What is required: For each line in the data below that holds "JSON", return a copy.

• • • • •

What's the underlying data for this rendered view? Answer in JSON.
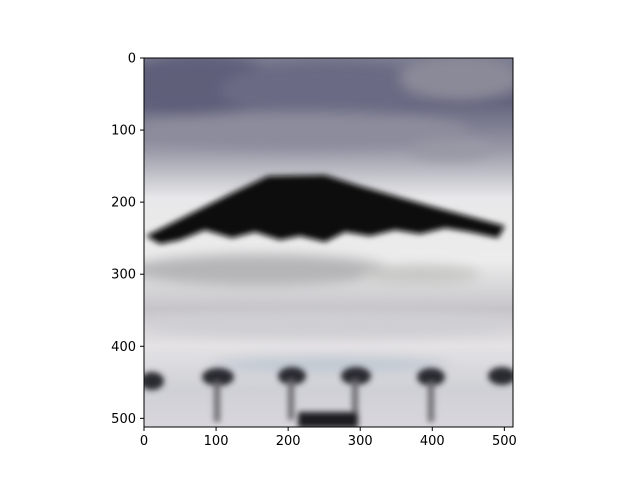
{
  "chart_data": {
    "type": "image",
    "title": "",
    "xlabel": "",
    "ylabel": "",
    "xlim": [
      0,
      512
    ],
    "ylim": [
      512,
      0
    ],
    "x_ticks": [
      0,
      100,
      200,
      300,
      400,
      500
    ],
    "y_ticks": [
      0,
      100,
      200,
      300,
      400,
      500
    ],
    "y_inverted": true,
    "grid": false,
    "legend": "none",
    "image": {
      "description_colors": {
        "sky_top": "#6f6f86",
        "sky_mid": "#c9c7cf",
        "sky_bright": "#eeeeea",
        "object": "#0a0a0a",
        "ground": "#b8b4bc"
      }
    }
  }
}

• • • • •

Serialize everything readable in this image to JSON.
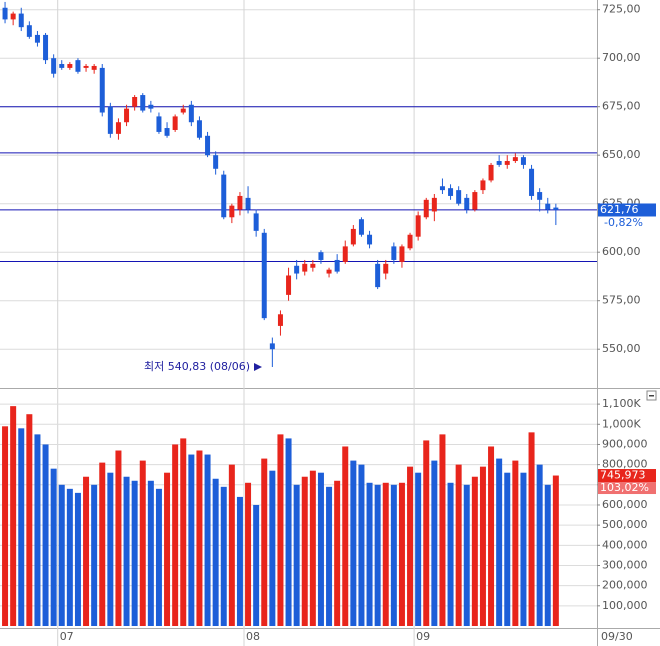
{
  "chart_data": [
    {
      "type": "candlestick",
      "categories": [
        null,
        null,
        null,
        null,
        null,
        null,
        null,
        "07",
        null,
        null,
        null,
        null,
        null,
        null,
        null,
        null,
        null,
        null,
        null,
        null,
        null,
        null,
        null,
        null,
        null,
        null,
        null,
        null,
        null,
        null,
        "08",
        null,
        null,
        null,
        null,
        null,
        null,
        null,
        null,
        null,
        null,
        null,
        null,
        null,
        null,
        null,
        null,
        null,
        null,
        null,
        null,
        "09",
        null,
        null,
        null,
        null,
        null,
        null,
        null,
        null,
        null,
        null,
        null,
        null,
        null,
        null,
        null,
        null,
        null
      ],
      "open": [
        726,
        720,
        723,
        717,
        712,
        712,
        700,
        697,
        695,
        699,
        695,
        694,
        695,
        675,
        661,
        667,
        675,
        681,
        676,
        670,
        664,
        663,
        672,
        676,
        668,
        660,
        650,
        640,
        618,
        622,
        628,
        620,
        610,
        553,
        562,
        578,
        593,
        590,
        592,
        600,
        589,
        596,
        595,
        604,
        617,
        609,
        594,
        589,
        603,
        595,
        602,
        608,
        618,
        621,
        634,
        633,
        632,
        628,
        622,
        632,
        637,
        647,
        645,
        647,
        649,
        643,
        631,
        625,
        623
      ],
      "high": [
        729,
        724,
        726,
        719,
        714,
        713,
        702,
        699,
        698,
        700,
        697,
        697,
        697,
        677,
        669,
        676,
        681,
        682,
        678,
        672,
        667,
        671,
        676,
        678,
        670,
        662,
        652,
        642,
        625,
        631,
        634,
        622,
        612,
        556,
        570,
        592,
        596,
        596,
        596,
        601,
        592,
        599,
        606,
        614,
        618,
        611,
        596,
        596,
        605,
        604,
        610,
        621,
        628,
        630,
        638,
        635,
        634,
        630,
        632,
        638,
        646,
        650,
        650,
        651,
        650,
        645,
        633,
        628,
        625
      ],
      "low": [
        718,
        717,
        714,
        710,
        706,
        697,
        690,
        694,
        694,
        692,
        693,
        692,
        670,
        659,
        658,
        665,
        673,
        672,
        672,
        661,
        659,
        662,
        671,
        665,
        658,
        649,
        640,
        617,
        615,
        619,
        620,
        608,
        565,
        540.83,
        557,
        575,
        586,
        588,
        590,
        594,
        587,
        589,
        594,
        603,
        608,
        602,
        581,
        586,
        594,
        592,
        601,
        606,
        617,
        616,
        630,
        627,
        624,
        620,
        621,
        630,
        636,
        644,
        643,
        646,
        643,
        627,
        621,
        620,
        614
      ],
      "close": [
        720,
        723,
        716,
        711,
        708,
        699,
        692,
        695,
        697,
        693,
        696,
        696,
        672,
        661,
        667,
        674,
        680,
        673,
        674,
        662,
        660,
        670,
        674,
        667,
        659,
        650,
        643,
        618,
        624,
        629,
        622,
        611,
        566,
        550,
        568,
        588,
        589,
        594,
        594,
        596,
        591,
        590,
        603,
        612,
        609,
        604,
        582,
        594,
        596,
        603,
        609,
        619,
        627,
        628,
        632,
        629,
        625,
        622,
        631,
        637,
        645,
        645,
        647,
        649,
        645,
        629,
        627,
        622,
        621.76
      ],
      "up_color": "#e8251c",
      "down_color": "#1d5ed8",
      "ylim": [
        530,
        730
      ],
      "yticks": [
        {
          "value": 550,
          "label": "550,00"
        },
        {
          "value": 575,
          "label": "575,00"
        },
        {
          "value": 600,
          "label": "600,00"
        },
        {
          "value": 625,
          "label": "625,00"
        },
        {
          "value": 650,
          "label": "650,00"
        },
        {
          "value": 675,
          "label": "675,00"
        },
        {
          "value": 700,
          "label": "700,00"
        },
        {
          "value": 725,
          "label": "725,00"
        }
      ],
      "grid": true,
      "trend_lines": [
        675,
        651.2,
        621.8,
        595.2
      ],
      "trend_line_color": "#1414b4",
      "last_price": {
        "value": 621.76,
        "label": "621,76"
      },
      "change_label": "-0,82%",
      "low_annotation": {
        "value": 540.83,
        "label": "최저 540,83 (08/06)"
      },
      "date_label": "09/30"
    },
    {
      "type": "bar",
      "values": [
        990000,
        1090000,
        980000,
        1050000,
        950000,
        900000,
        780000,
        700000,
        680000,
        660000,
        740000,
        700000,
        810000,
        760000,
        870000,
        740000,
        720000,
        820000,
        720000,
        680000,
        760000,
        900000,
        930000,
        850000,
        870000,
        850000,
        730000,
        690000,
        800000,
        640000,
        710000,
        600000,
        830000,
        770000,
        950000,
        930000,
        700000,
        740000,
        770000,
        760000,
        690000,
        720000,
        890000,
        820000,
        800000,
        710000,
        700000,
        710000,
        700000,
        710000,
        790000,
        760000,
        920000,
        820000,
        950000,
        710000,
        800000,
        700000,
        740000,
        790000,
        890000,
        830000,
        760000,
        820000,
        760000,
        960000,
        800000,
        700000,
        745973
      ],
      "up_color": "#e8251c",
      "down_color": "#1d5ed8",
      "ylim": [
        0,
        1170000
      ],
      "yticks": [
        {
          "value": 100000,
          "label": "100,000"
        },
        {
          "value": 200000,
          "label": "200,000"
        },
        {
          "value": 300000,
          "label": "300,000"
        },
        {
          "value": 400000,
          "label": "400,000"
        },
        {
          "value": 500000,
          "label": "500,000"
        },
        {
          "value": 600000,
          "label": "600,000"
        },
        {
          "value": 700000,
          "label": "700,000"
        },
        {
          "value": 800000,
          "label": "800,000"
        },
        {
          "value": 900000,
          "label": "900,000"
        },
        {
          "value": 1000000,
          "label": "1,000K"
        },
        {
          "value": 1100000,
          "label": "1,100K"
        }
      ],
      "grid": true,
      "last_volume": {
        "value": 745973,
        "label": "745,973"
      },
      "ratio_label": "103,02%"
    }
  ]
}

• • • • •

Exercise response:
What's the underlying data for this rendered view? Answer in JSON.
Serialize everything readable in this image to JSON.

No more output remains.